Dans « En vérité, Alice » (Sabine Wespieser), Tiffany Tavernier nous livre un portrait de femme, victime de violence conjugale, dont les sacrifices multiples conduiront à l'exaltation, voire la rédemption. Avec en fond, la religion catholique et ses saints. Un surprenant puzzle, qui, comme dans un vitrail, reconstitue les différentes facettes d'une scène illuminée par une lumière extérieure. Pour mieux refléter celle de l'intérieur.
Tiffany Tavernier aime en général les femmes fortes. A l'instar d'Isabelle Eberhardt dans la biographie qu'elle lui a consacrée : Isabelle Eberhardt : un destin dans l'islam (Tallandier). Dans En vérité, Alice (Sabine Wespieser), l'héroïne a au contraire tout d'une femme soumise, victime d'un homme violent auquel elle voue une passion dépendante.
Tiffany Tavernier s'attaque à nous montrer l'envers de la brutalité, le côté obscur de la force, selon la formule consacrée.
« Dans sa réalité, l’univers est un vide où, faute de frottements, les plumes et les pierres tombent à la même vitesse. Un vide qui ne fait jamais signe et auquel Alice, devant la dernière pile de cartons à descendre, ne pense pas. Pas plus à ce drôle de hasard qui, sur le coup, l’avait fait sourire. Elle doit s’occuper de tant de choses depuis son emménagement : poncer, lisser, repeindre les murs, poser les carreaux, choisir un frigo, installer le wi-fi... Par chance, son coude a retrouvé toute sa mobilité. Elle doit faire attention toutefois. Hier, la douleur l’a lancée si fort qu’elle a dû s’arrêter pour aller s’acheter des glaçons. »

■ **Lignes de données**:
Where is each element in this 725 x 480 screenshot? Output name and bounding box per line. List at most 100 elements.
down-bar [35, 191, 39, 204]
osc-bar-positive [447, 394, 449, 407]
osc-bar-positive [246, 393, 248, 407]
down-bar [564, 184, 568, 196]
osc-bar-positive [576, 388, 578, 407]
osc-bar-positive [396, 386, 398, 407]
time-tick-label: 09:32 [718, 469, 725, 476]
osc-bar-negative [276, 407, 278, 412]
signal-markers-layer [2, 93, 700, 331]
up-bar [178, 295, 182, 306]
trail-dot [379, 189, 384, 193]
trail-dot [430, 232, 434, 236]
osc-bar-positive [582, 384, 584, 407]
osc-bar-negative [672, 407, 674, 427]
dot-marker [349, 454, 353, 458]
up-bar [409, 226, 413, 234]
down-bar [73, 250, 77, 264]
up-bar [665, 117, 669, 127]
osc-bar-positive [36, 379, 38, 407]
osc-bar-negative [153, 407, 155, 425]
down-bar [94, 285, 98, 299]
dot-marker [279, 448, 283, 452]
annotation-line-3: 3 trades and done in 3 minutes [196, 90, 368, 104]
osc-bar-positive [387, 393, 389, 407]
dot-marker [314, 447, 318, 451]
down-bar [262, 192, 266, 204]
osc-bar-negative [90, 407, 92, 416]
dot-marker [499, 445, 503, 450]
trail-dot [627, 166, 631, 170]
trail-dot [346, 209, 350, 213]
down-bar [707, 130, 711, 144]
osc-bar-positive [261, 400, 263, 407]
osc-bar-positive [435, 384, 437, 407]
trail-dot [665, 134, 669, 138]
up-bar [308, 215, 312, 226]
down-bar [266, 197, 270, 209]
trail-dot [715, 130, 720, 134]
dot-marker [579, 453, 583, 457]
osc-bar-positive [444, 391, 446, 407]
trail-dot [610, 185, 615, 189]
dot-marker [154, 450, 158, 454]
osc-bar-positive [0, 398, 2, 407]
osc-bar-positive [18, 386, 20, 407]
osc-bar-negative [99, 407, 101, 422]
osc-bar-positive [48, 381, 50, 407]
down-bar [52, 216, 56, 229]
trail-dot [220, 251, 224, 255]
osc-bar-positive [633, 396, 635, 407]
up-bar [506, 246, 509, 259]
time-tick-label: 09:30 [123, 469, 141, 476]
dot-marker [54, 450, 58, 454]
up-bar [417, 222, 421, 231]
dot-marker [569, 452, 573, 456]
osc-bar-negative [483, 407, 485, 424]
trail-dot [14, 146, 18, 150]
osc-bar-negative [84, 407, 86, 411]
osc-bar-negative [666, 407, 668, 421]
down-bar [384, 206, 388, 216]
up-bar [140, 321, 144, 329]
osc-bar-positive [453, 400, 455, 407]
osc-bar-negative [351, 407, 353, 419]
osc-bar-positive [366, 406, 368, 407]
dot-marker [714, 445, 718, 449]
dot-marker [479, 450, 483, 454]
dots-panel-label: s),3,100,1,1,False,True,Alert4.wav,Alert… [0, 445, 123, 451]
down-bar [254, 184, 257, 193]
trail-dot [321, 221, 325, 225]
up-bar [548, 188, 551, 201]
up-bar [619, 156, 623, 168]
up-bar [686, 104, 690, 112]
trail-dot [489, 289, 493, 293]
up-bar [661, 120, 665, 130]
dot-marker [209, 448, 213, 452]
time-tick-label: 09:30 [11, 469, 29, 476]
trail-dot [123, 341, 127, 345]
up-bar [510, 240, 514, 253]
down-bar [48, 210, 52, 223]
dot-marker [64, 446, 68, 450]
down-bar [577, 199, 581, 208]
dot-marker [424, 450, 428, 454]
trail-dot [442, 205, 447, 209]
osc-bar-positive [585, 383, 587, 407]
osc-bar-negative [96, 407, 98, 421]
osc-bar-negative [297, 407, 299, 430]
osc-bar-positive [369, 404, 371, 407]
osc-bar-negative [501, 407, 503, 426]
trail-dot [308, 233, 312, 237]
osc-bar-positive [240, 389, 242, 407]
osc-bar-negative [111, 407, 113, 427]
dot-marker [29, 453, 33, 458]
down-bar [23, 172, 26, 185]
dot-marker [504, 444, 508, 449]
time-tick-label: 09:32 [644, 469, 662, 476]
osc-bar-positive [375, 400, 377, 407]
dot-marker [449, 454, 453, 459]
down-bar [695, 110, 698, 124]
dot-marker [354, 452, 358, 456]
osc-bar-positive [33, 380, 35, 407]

■ **Vos consignes**:
• A. Réécrivez l'article depuis "Tiffany Tavernier aime" jusqu'à "une passion dépendante.", en remplaçant "passion dépendante" par "dévotion aveugle".
• B. Convertissez en liste JSON de chaînes, à raison d'une chaîne par ligne et sans les lignes vides, tout ce qui va du début des lignes de données jusqu'à la ligne contenant "osc-bar-positive [576, 388, 578, 407]", celle-ci comprise.
L'article et les lignes de données n'ont aucun lien entre eux.

■ **Corrigé**:
• A.
Tiffany Tavernier aime en général les femmes fortes. A l'instar d'Isabelle Eberhardt dans la biographie qu'elle lui a consacrée : Isabelle Eberhardt : un destin dans l'islam (Tallandier). Dans En vérité, Alice (Sabine Wespieser), l'héroïne a au contraire tout d'une femme soumise, victime d'un homme violent auquel elle voue une dévotion aveugle.

• B.
[
  "Where is each element in this 725 x 480 screenshot? Output name and bounding box per line. List at most 100 elements.",
  "down-bar [35, 191, 39, 204]",
  "osc-bar-positive [447, 394, 449, 407]",
  "osc-bar-positive [246, 393, 248, 407]",
  "down-bar [564, 184, 568, 196]",
  "osc-bar-positive [576, 388, 578, 407]"
]